Given problem:
Edit the items below so that each occurrence of "bookmark-item" becomes "bookmark-link", with everything else unchanged. Omit the pictures from your answer.

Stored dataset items
________________________
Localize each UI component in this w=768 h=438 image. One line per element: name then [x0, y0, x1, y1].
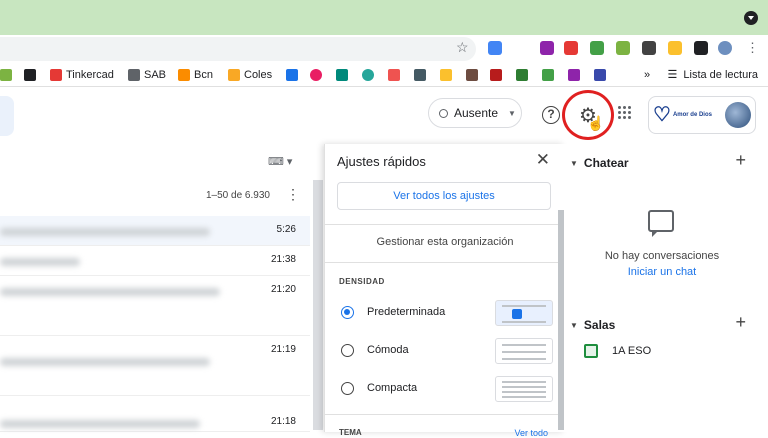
table-row[interactable]: 5:26 — [0, 216, 310, 246]
bookmark-item[interactable] — [24, 68, 36, 82]
bookmark-item[interactable] — [516, 68, 528, 82]
bookmark-tinkercad[interactable]: Tinkercad — [50, 68, 114, 82]
manage-org-link[interactable]: Gestionar esta organización — [325, 236, 565, 248]
chat-section-header[interactable]: ▼ Chatear — [570, 156, 629, 170]
bookmark-item[interactable] — [568, 68, 580, 82]
density-option-default[interactable]: Predeterminada — [339, 298, 553, 326]
bookmark-item[interactable] — [310, 68, 322, 82]
see-all-settings-button[interactable]: Ver todos los ajustes — [337, 182, 551, 210]
divider — [325, 262, 565, 263]
new-room-plus-icon[interactable]: + — [735, 312, 746, 333]
puzzle-icon[interactable] — [694, 41, 708, 55]
pagination: 1–50 de 6.930 — [206, 190, 270, 201]
table-row[interactable]: 21:20 — [0, 276, 310, 336]
extension-icon[interactable] — [616, 41, 630, 55]
new-chat-plus-icon[interactable]: + — [735, 150, 746, 171]
radio-button[interactable] — [341, 382, 354, 395]
quick-settings-panel: Ajustes rápidos ✕ Ver todos los ajustes … — [324, 144, 565, 438]
search-bar[interactable] — [0, 96, 14, 136]
table-row[interactable]: 21:18 — [0, 408, 310, 432]
address-bar[interactable] — [0, 37, 476, 61]
theme-see-all-link[interactable]: Ver todo — [514, 428, 548, 438]
radio-button[interactable] — [341, 344, 354, 357]
gmail-app: Ausente ▼ ? ⚙ ☝ ♡ Amor de Dios ⌨ ▾ 1–50 … — [0, 88, 768, 438]
mail-list-scrollbar[interactable] — [313, 180, 323, 430]
chat-bubble-icon — [648, 210, 674, 237]
help-icon[interactable]: ? — [542, 106, 560, 124]
density-option-comfortable[interactable]: Cómoda — [339, 336, 553, 364]
bookmarks-bar: Tinkercad SAB Bcn Coles » ☰ Lista de lec… — [0, 63, 768, 87]
reading-list-icon: ☰ — [667, 69, 678, 81]
density-preview-compact — [495, 376, 553, 402]
bookmark-item[interactable] — [286, 68, 298, 82]
no-conversations-text: No hay conversaciones — [604, 250, 720, 262]
bookmark-item[interactable] — [362, 68, 374, 82]
extension-icon[interactable] — [642, 41, 656, 55]
apps-grid-icon[interactable] — [618, 106, 632, 120]
bookmark-item[interactable] — [414, 68, 426, 82]
bookmark-item[interactable] — [388, 68, 400, 82]
profile-menu-icon[interactable] — [744, 11, 758, 25]
room-item[interactable]: 1A ESO — [584, 344, 651, 358]
collapse-triangle-icon: ▼ — [570, 158, 578, 168]
keyboard-icon[interactable]: ⌨ ▾ — [268, 155, 292, 168]
chevron-down-icon: ▼ — [508, 108, 516, 118]
more-bookmarks-button[interactable]: » — [644, 68, 650, 82]
density-heading: DENSIDAD — [339, 277, 385, 286]
room-icon — [584, 344, 598, 358]
chat-column: ▼ Chatear + No hay conversaciones Inicia… — [564, 144, 768, 432]
radio-button[interactable] — [341, 306, 354, 319]
extension-icon[interactable] — [668, 41, 682, 55]
close-icon[interactable]: ✕ — [536, 150, 550, 170]
quick-settings-title: Ajustes rápidos — [337, 154, 426, 169]
hand-cursor-icon: ☝ — [587, 115, 605, 131]
rooms-section-header[interactable]: ▼ Salas — [570, 318, 615, 332]
address-row: ☆ ⋮ — [0, 35, 768, 63]
status-button[interactable]: Ausente ▼ — [428, 98, 522, 128]
extension-icon[interactable] — [540, 41, 554, 55]
density-preview-default — [495, 300, 553, 326]
density-option-compact[interactable]: Compacta — [339, 374, 553, 402]
table-row[interactable]: 21:19 — [0, 336, 310, 396]
bookmark-coles[interactable]: Coles — [228, 68, 272, 82]
bookmark-bcn[interactable]: Bcn — [178, 68, 213, 82]
density-preview-comfortable — [495, 338, 553, 364]
divider — [325, 414, 565, 415]
theme-heading: TEMA — [339, 428, 362, 437]
bookmark-item[interactable] — [440, 68, 452, 82]
bookmark-item[interactable] — [336, 68, 348, 82]
extension-icon[interactable] — [488, 41, 502, 55]
start-chat-link[interactable]: Iniciar un chat — [564, 266, 760, 278]
bookmark-item[interactable] — [0, 68, 12, 82]
browser-menu-icon[interactable]: ⋮ — [746, 40, 759, 56]
extension-icon[interactable] — [564, 41, 578, 55]
status-dot-icon — [439, 108, 448, 118]
org-logo: ♡ Amor de Dios — [653, 104, 712, 126]
mail-list: ⌨ ▾ 1–50 de 6.930 ⋮ 5:26 21:38 21:20 21:… — [0, 148, 312, 432]
bookmark-item[interactable] — [466, 68, 478, 82]
bookmark-sab[interactable]: SAB — [128, 68, 166, 82]
bookmark-item[interactable] — [594, 68, 606, 82]
heart-icon: ♡ — [653, 104, 671, 126]
account-button[interactable]: ♡ Amor de Dios — [648, 96, 756, 134]
bookmark-item[interactable] — [490, 68, 502, 82]
reading-list-button[interactable]: ☰ Lista de lectura — [667, 68, 758, 82]
divider — [325, 224, 565, 225]
table-row[interactable]: 21:38 — [0, 246, 310, 276]
bookmark-item[interactable] — [542, 68, 554, 82]
profile-avatar-icon[interactable] — [718, 41, 732, 55]
avatar[interactable] — [725, 102, 751, 128]
more-options-icon[interactable]: ⋮ — [286, 186, 300, 203]
settings-highlight-ring: ⚙ ☝ — [562, 90, 614, 140]
extension-icon[interactable] — [590, 41, 604, 55]
window-title-bar — [0, 0, 768, 35]
bookmark-star-icon[interactable]: ☆ — [456, 39, 469, 56]
collapse-triangle-icon: ▼ — [570, 320, 578, 330]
________________________
Task solution:
Localize each UI component in this w=768 h=438 image. One line per element: name then [x0, y0, x1, y1].
table-row[interactable]: 5:26 — [0, 216, 310, 246]
bookmark-link[interactable] — [24, 68, 36, 82]
bookmark-link[interactable] — [516, 68, 528, 82]
bookmark-tinkercad[interactable]: Tinkercad — [50, 68, 114, 82]
manage-org-link[interactable]: Gestionar esta organización — [325, 236, 565, 248]
chat-section-header[interactable]: ▼ Chatear — [570, 156, 629, 170]
bookmark-link[interactable] — [568, 68, 580, 82]
density-option-default[interactable]: Predeterminada — [339, 298, 553, 326]
bookmark-link[interactable] — [310, 68, 322, 82]
see-all-settings-button[interactable]: Ver todos los ajustes — [337, 182, 551, 210]
divider — [325, 262, 565, 263]
new-room-plus-icon[interactable]: + — [735, 312, 746, 333]
puzzle-icon[interactable] — [694, 41, 708, 55]
pagination: 1–50 de 6.930 — [206, 190, 270, 201]
table-row[interactable]: 21:20 — [0, 276, 310, 336]
extension-icon[interactable] — [616, 41, 630, 55]
new-chat-plus-icon[interactable]: + — [735, 150, 746, 171]
radio-button[interactable] — [341, 382, 354, 395]
quick-settings-panel: Ajustes rápidos ✕ Ver todos los ajustes … — [324, 144, 565, 438]
search-bar[interactable] — [0, 96, 14, 136]
table-row[interactable]: 21:18 — [0, 408, 310, 432]
address-bar[interactable] — [0, 37, 476, 61]
theme-see-all-link[interactable]: Ver todo — [514, 428, 548, 438]
radio-button[interactable] — [341, 344, 354, 357]
gmail-app: Ausente ▼ ? ⚙ ☝ ♡ Amor de Dios ⌨ ▾ 1–50 … — [0, 88, 768, 438]
mail-list-scrollbar[interactable] — [313, 180, 323, 430]
chat-bubble-icon — [648, 210, 674, 237]
help-icon[interactable]: ? — [542, 106, 560, 124]
density-option-comfortable[interactable]: Cómoda — [339, 336, 553, 364]
bookmarks-bar: Tinkercad SAB Bcn Coles » ☰ Lista de lec… — [0, 63, 768, 87]
reading-list-icon: ☰ — [667, 69, 678, 81]
density-preview-compact — [495, 376, 553, 402]
bookmark-link[interactable] — [286, 68, 298, 82]
no-conversations-text: No hay conversaciones — [604, 250, 720, 262]
bookmark-link[interactable] — [362, 68, 374, 82]
extension-icon[interactable] — [642, 41, 656, 55]
apps-grid-icon[interactable] — [618, 106, 632, 120]
bookmark-link[interactable] — [414, 68, 426, 82]
bookmark-link[interactable] — [388, 68, 400, 82]
profile-menu-icon[interactable] — [744, 11, 758, 25]
room-item[interactable]: 1A ESO — [584, 344, 651, 358]
collapse-triangle-icon: ▼ — [570, 158, 578, 168]
keyboard-icon[interactable]: ⌨ ▾ — [268, 155, 292, 168]
chevron-down-icon: ▼ — [508, 108, 516, 118]
more-bookmarks-button[interactable]: » — [644, 68, 650, 82]
density-heading: DENSIDAD — [339, 277, 385, 286]
room-icon — [584, 344, 598, 358]
chat-column: ▼ Chatear + No hay conversaciones Inicia… — [564, 144, 768, 432]
radio-button[interactable] — [341, 306, 354, 319]
extension-icon[interactable] — [668, 41, 682, 55]
close-icon[interactable]: ✕ — [536, 150, 550, 170]
quick-settings-title: Ajustes rápidos — [337, 154, 426, 169]
hand-cursor-icon: ☝ — [587, 115, 605, 131]
rooms-section-header[interactable]: ▼ Salas — [570, 318, 615, 332]
address-row: ☆ ⋮ — [0, 35, 768, 63]
status-button[interactable]: Ausente ▼ — [428, 98, 522, 128]
extension-icon[interactable] — [540, 41, 554, 55]
density-preview-default — [495, 300, 553, 326]
density-option-compact[interactable]: Compacta — [339, 374, 553, 402]
table-row[interactable]: 21:19 — [0, 336, 310, 396]
bookmark-coles[interactable]: Coles — [228, 68, 272, 82]
bookmark-bcn[interactable]: Bcn — [178, 68, 213, 82]
density-preview-comfortable — [495, 338, 553, 364]
divider — [325, 414, 565, 415]
theme-heading: TEMA — [339, 428, 362, 437]
bookmark-link[interactable] — [440, 68, 452, 82]
bookmark-link[interactable] — [336, 68, 348, 82]
extension-icon[interactable] — [488, 41, 502, 55]
start-chat-link[interactable]: Iniciar un chat — [564, 266, 760, 278]
bookmark-link[interactable] — [0, 68, 12, 82]
browser-menu-icon[interactable]: ⋮ — [746, 40, 759, 56]
extension-icon[interactable] — [564, 41, 578, 55]
status-dot-icon — [439, 108, 448, 118]
org-logo: ♡ Amor de Dios — [653, 104, 712, 126]
mail-list: ⌨ ▾ 1–50 de 6.930 ⋮ 5:26 21:38 21:20 21:… — [0, 148, 312, 432]
bookmark-link[interactable] — [466, 68, 478, 82]
bookmark-sab[interactable]: SAB — [128, 68, 166, 82]
bookmark-link[interactable] — [594, 68, 606, 82]
heart-icon: ♡ — [653, 104, 671, 126]
account-button[interactable]: ♡ Amor de Dios — [648, 96, 756, 134]
bookmark-link[interactable] — [490, 68, 502, 82]
reading-list-button[interactable]: ☰ Lista de lectura — [667, 68, 758, 82]
divider — [325, 224, 565, 225]
table-row[interactable]: 21:38 — [0, 246, 310, 276]
bookmark-link[interactable] — [542, 68, 554, 82]
profile-avatar-icon[interactable] — [718, 41, 732, 55]
avatar[interactable] — [725, 102, 751, 128]
more-options-icon[interactable]: ⋮ — [286, 186, 300, 203]
settings-highlight-ring: ⚙ ☝ — [562, 90, 614, 140]
extension-icon[interactable] — [590, 41, 604, 55]
window-title-bar — [0, 0, 768, 35]
bookmark-star-icon[interactable]: ☆ — [456, 39, 469, 56]
collapse-triangle-icon: ▼ — [570, 320, 578, 330]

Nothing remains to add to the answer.